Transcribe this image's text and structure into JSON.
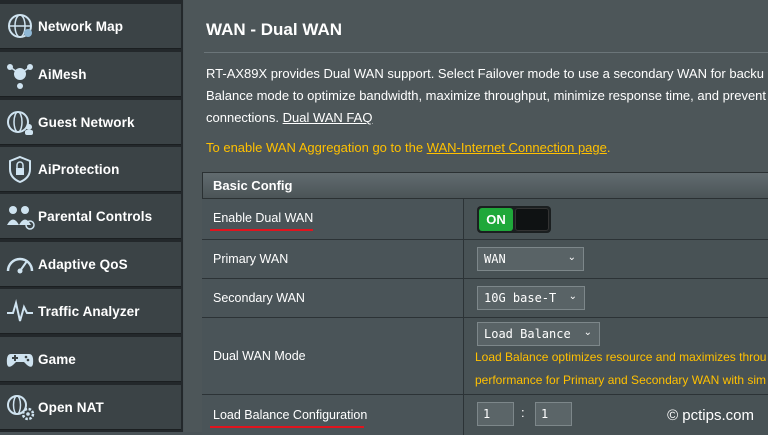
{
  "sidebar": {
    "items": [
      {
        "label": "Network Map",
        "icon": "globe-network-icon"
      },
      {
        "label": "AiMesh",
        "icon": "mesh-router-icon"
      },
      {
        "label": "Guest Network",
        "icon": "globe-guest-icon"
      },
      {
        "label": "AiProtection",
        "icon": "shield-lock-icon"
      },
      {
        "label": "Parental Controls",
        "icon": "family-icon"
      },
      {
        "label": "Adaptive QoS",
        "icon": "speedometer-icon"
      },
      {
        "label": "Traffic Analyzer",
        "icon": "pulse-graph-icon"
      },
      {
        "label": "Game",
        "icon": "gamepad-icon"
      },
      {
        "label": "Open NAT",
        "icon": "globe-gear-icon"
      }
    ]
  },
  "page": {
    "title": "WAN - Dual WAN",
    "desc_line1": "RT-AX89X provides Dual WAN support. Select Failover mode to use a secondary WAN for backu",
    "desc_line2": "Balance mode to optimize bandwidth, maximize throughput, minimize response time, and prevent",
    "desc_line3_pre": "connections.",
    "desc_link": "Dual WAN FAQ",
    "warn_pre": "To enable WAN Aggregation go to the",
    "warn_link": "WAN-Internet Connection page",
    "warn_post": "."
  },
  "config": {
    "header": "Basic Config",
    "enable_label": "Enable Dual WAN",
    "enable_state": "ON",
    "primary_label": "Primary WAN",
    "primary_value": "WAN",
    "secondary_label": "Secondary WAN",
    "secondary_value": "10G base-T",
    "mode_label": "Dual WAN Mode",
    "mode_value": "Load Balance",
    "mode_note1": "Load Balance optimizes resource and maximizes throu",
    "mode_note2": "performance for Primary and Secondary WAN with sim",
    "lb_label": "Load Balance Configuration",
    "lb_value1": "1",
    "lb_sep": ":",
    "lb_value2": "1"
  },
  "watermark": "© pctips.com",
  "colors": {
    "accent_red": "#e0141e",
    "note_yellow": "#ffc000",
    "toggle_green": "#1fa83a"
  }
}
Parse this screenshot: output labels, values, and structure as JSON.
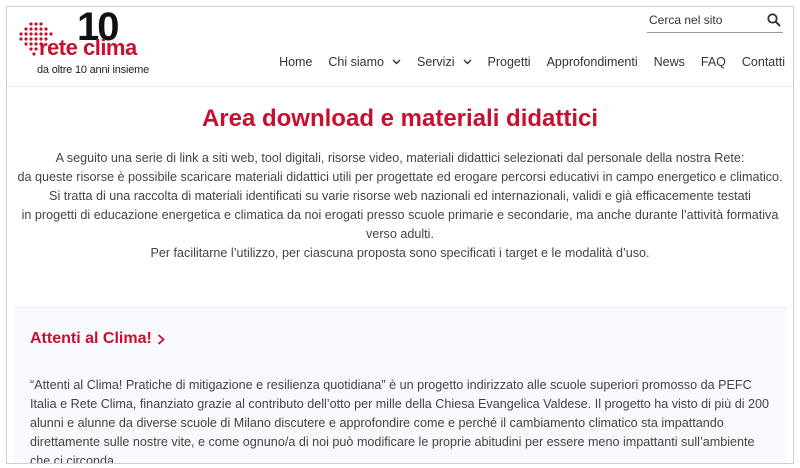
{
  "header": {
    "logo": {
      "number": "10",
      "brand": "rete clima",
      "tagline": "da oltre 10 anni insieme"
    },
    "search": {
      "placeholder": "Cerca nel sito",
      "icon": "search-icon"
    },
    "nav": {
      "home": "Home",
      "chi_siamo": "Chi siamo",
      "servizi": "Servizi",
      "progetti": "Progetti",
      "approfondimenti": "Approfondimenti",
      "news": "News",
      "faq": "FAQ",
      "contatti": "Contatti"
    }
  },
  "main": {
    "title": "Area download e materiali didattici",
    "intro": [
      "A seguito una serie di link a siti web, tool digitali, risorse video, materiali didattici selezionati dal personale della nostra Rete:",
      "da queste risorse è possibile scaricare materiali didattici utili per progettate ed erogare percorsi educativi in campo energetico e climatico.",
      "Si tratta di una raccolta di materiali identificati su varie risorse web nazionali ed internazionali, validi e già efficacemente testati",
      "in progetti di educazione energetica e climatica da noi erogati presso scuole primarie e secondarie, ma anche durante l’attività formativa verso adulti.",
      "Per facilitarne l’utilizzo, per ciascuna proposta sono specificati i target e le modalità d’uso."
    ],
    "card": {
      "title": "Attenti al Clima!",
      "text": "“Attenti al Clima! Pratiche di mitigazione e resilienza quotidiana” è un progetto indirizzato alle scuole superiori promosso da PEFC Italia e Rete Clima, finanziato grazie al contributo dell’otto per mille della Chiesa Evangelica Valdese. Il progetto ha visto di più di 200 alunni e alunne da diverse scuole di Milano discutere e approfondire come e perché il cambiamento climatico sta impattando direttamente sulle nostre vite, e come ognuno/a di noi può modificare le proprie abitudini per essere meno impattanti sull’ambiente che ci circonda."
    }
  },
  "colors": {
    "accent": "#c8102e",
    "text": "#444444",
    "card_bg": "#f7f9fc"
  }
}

════

## Task instructions
Retype the records exactly. Any image in them should not appear in what you write.

## Response to this exercise
Transcribe this image's text and structure into JSON.
{
  "sidebar": {
    "items": [
      {
        "label": "Network Map",
        "icon": "globe-network-icon"
      },
      {
        "label": "AiMesh",
        "icon": "mesh-router-icon"
      },
      {
        "label": "Guest Network",
        "icon": "globe-guest-icon"
      },
      {
        "label": "AiProtection",
        "icon": "shield-lock-icon"
      },
      {
        "label": "Parental Controls",
        "icon": "family-icon"
      },
      {
        "label": "Adaptive QoS",
        "icon": "speedometer-icon"
      },
      {
        "label": "Traffic Analyzer",
        "icon": "pulse-graph-icon"
      },
      {
        "label": "Game",
        "icon": "gamepad-icon"
      },
      {
        "label": "Open NAT",
        "icon": "globe-gear-icon"
      }
    ]
  },
  "page": {
    "title": "WAN - Dual WAN",
    "desc_line1": "RT-AX89X provides Dual WAN support. Select Failover mode to use a secondary WAN for backu",
    "desc_line2": "Balance mode to optimize bandwidth, maximize throughput, minimize response time, and prevent",
    "desc_line3_pre": "connections.",
    "desc_link": "Dual WAN FAQ",
    "warn_pre": "To enable WAN Aggregation go to the",
    "warn_link": "WAN-Internet Connection page",
    "warn_post": "."
  },
  "config": {
    "header": "Basic Config",
    "enable_label": "Enable Dual WAN",
    "enable_state": "ON",
    "primary_label": "Primary WAN",
    "primary_value": "WAN",
    "secondary_label": "Secondary WAN",
    "secondary_value": "10G base-T",
    "mode_label": "Dual WAN Mode",
    "mode_value": "Load Balance",
    "mode_note1": "Load Balance optimizes resource and maximizes throu",
    "mode_note2": "performance for Primary and Secondary WAN with sim",
    "lb_label": "Load Balance Configuration",
    "lb_value1": "1",
    "lb_sep": ":",
    "lb_value2": "1"
  },
  "watermark": "© pctips.com",
  "colors": {
    "accent_red": "#e0141e",
    "note_yellow": "#ffc000",
    "toggle_green": "#1fa83a"
  }
}
Parse this screenshot: output labels, values, and structure as JSON.
{
  "header": {
    "logo": {
      "number": "10",
      "brand": "rete clima",
      "tagline": "da oltre 10 anni insieme"
    },
    "search": {
      "placeholder": "Cerca nel sito",
      "icon": "search-icon"
    },
    "nav": {
      "home": "Home",
      "chi_siamo": "Chi siamo",
      "servizi": "Servizi",
      "progetti": "Progetti",
      "approfondimenti": "Approfondimenti",
      "news": "News",
      "faq": "FAQ",
      "contatti": "Contatti"
    }
  },
  "main": {
    "title": "Area download e materiali didattici",
    "intro": [
      "A seguito una serie di link a siti web, tool digitali, risorse video, materiali didattici selezionati dal personale della nostra Rete:",
      "da queste risorse è possibile scaricare materiali didattici utili per progettate ed erogare percorsi educativi in campo energetico e climatico.",
      "Si tratta di una raccolta di materiali identificati su varie risorse web nazionali ed internazionali, validi e già efficacemente testati",
      "in progetti di educazione energetica e climatica da noi erogati presso scuole primarie e secondarie, ma anche durante l’attività formativa verso adulti.",
      "Per facilitarne l’utilizzo, per ciascuna proposta sono specificati i target e le modalità d’uso."
    ],
    "card": {
      "title": "Attenti al Clima!",
      "text": "“Attenti al Clima! Pratiche di mitigazione e resilienza quotidiana” è un progetto indirizzato alle scuole superiori promosso da PEFC Italia e Rete Clima, finanziato grazie al contributo dell’otto per mille della Chiesa Evangelica Valdese. Il progetto ha visto di più di 200 alunni e alunne da diverse scuole di Milano discutere e approfondire come e perché il cambiamento climatico sta impattando direttamente sulle nostre vite, e come ognuno/a di noi può modificare le proprie abitudini per essere meno impattanti sull’ambiente che ci circonda."
    }
  },
  "colors": {
    "accent": "#c8102e",
    "text": "#444444",
    "card_bg": "#f7f9fc"
  }
}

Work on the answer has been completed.